▸ WRITTEN TASK
Set out every line bearing the string "JSON".

++++++

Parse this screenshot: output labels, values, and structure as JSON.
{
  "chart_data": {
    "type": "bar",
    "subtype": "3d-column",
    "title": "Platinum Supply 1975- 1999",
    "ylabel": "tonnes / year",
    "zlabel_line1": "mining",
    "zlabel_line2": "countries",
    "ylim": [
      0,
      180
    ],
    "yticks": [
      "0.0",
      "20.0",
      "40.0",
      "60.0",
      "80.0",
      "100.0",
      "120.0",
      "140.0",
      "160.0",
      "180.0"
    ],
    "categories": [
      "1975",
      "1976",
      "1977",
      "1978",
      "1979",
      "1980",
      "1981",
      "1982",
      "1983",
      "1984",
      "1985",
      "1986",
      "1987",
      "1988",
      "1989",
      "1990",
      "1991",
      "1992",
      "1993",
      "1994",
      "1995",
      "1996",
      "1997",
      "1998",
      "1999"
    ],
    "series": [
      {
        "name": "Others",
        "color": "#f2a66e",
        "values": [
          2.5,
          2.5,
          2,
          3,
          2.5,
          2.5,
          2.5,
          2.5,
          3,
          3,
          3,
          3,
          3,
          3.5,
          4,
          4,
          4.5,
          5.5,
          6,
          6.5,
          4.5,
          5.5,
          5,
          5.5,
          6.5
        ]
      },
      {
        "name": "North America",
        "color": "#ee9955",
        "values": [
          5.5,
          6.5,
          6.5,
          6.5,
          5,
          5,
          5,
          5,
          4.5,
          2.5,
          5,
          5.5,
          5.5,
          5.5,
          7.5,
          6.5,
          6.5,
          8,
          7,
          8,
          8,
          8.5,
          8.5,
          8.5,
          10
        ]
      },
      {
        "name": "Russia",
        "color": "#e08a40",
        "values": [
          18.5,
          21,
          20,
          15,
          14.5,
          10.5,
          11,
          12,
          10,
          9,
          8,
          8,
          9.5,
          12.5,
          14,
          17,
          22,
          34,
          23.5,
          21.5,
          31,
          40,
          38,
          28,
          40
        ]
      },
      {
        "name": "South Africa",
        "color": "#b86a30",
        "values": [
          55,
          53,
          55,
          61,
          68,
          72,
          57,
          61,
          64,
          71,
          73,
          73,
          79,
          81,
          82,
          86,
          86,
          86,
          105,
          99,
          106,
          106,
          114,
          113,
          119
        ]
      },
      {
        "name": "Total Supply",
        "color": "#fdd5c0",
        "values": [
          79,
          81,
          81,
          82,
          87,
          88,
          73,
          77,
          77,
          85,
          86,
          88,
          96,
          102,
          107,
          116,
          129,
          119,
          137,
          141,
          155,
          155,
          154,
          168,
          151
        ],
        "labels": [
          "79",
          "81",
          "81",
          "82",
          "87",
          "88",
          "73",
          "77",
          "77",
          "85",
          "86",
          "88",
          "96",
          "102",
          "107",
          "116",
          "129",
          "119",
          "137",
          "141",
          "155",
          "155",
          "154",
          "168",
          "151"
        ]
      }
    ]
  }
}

++++++

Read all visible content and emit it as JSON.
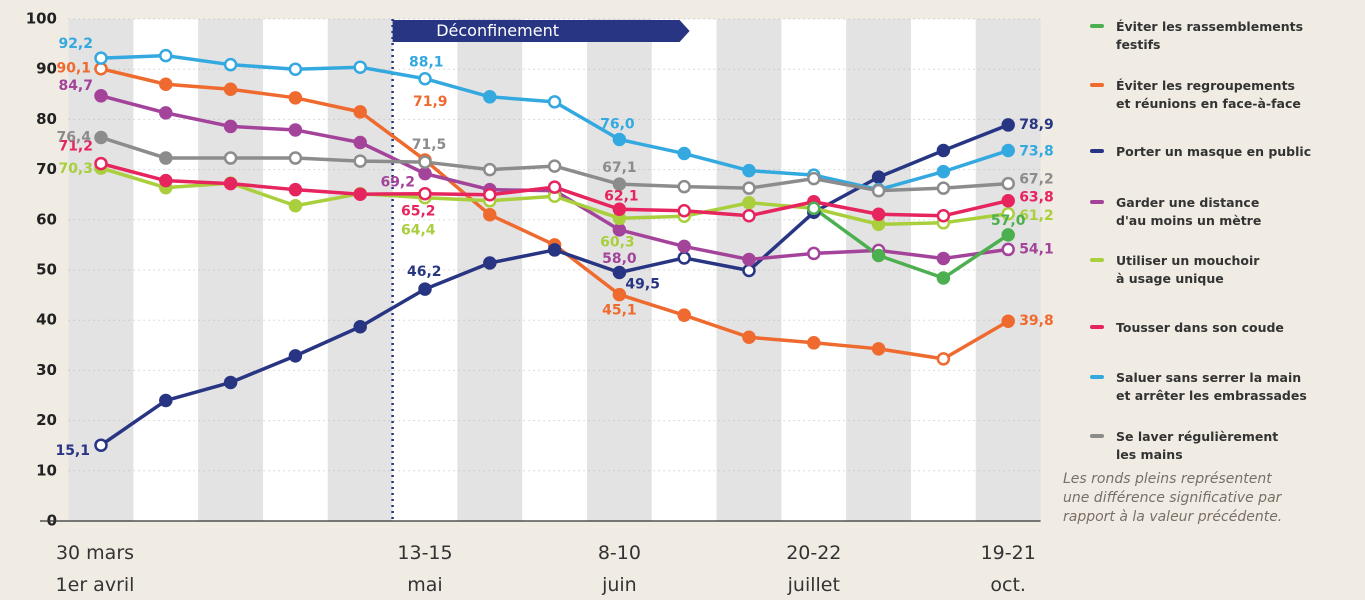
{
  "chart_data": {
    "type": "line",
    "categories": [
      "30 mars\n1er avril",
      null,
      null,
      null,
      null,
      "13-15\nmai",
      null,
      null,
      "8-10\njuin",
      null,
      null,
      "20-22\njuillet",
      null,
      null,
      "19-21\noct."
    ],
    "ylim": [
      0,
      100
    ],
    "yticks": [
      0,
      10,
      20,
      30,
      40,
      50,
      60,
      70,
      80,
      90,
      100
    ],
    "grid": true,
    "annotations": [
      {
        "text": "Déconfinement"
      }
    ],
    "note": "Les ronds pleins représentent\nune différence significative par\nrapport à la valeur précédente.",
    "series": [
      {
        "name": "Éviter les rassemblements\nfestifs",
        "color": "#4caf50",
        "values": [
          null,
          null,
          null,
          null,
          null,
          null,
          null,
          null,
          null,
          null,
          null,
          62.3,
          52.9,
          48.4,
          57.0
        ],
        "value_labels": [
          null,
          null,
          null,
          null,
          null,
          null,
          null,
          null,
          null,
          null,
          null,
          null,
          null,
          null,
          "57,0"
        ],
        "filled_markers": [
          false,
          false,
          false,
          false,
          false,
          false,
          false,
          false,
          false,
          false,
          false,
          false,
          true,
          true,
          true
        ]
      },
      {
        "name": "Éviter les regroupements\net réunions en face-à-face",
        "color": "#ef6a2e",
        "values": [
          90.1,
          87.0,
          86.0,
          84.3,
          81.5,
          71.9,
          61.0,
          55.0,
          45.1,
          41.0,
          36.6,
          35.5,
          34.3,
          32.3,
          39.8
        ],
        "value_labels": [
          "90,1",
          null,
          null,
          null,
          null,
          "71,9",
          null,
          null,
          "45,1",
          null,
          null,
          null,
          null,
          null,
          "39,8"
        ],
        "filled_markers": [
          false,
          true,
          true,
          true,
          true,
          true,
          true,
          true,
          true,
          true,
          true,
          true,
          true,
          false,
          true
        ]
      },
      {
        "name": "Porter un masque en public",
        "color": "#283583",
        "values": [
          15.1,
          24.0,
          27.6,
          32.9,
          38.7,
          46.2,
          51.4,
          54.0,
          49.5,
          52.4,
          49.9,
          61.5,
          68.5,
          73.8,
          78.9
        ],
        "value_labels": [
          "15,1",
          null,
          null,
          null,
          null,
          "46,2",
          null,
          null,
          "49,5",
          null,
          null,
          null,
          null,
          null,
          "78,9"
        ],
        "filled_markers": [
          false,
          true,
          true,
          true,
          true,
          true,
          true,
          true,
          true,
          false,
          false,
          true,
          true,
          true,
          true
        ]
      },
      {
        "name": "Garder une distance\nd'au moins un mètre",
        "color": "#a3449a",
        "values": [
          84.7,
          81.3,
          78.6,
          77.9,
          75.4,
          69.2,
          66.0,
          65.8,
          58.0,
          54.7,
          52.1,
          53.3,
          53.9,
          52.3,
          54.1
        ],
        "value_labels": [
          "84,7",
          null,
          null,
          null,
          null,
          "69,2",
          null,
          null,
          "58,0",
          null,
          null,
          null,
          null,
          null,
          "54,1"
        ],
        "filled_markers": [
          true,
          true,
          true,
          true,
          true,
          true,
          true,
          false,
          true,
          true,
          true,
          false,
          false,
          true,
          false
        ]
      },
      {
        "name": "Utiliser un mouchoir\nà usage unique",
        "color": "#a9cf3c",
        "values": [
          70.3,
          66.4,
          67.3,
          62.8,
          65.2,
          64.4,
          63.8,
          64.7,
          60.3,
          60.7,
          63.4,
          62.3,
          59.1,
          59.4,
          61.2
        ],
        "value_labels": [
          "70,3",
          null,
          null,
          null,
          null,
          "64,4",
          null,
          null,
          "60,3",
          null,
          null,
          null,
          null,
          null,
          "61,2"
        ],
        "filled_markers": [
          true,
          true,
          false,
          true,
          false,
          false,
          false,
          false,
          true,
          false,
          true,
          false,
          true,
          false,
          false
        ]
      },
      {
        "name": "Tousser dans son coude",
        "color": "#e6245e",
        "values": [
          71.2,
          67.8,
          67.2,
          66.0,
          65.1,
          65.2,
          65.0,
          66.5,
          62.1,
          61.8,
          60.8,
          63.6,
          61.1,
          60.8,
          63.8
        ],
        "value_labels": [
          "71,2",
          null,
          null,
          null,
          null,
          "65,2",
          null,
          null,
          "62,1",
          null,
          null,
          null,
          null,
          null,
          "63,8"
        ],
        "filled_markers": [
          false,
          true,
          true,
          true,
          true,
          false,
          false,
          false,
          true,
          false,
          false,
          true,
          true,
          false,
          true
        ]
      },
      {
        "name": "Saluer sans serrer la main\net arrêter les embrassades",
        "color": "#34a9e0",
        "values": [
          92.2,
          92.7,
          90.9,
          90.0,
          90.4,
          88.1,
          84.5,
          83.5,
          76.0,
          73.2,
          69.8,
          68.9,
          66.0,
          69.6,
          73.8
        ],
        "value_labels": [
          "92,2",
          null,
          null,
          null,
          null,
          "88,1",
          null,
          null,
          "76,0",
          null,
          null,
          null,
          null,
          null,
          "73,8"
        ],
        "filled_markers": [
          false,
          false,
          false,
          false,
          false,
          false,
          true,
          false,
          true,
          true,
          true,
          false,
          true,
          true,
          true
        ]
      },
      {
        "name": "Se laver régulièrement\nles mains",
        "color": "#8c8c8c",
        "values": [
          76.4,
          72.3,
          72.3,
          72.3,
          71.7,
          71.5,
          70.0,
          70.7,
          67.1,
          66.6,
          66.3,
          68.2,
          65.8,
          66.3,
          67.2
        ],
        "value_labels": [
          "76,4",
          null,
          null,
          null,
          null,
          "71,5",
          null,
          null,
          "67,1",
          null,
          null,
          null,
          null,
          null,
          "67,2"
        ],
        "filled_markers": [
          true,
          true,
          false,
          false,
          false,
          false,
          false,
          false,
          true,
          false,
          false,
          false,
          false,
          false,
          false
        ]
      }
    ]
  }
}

++++++

▸ WRITTEN RESPONSE
Parse this screenshot: output labels, values, and structure as JSON.
Read all visible content and emit it as JSON.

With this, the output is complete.